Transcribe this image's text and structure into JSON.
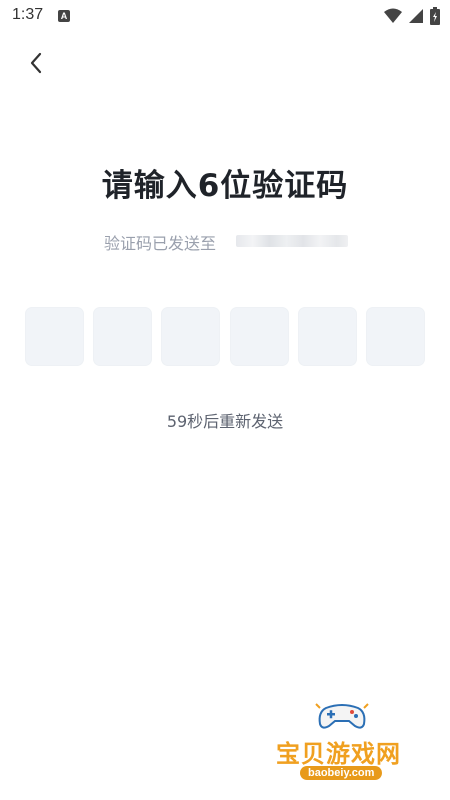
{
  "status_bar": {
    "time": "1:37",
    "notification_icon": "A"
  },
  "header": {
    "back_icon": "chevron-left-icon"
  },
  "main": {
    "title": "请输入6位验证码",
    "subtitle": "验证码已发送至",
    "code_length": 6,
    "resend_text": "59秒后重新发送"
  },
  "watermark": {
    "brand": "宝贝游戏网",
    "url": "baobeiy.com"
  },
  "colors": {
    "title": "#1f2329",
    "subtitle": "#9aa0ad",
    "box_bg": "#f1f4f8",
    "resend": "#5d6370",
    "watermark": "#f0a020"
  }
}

EXERCISE INSTRUCTIONS – Give every line above again exactly, with no pictures.

PROBLEM SOLUTION –
Transcribe this image's text and structure into JSON.
{
  "status_bar": {
    "time": "1:37",
    "notification_icon": "A"
  },
  "header": {
    "back_icon": "chevron-left-icon"
  },
  "main": {
    "title": "请输入6位验证码",
    "subtitle": "验证码已发送至",
    "code_length": 6,
    "resend_text": "59秒后重新发送"
  },
  "watermark": {
    "brand": "宝贝游戏网",
    "url": "baobeiy.com"
  },
  "colors": {
    "title": "#1f2329",
    "subtitle": "#9aa0ad",
    "box_bg": "#f1f4f8",
    "resend": "#5d6370",
    "watermark": "#f0a020"
  }
}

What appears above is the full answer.